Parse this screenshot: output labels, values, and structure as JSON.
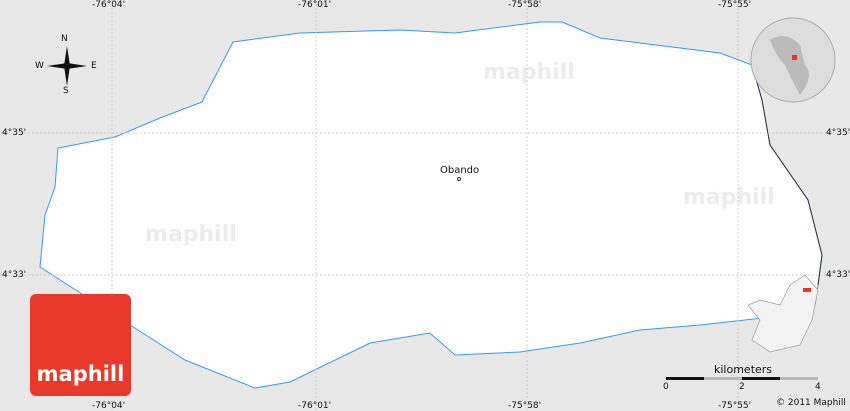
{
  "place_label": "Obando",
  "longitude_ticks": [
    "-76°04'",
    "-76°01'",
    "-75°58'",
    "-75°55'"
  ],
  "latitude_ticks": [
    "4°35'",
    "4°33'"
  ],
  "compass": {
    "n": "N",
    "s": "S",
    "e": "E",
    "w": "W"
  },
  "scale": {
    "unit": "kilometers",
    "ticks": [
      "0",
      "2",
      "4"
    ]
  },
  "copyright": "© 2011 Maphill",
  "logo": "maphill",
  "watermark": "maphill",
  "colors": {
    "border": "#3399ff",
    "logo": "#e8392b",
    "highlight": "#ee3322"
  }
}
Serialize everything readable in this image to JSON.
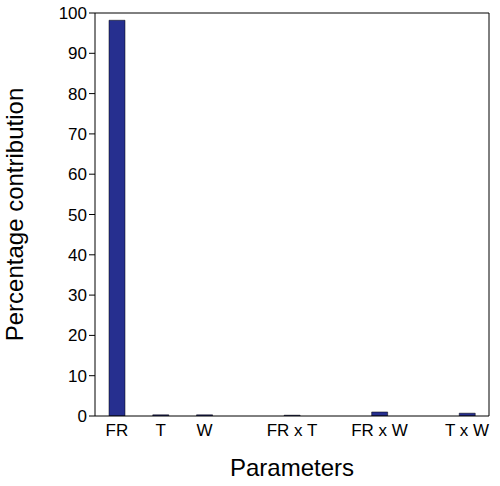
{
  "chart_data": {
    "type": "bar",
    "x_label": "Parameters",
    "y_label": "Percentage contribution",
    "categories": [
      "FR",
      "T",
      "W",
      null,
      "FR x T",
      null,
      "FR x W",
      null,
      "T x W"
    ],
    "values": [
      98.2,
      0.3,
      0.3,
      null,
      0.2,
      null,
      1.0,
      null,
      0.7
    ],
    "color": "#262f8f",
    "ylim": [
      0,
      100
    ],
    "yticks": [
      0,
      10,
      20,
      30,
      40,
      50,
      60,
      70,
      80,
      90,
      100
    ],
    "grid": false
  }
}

━━━━

- **What you are asked to do**
Look through the entries above; copy each line where the string "values" appears.

- **Exercise response**
Parse this screenshot: output labels, values, and structure as JSON.
    "values": [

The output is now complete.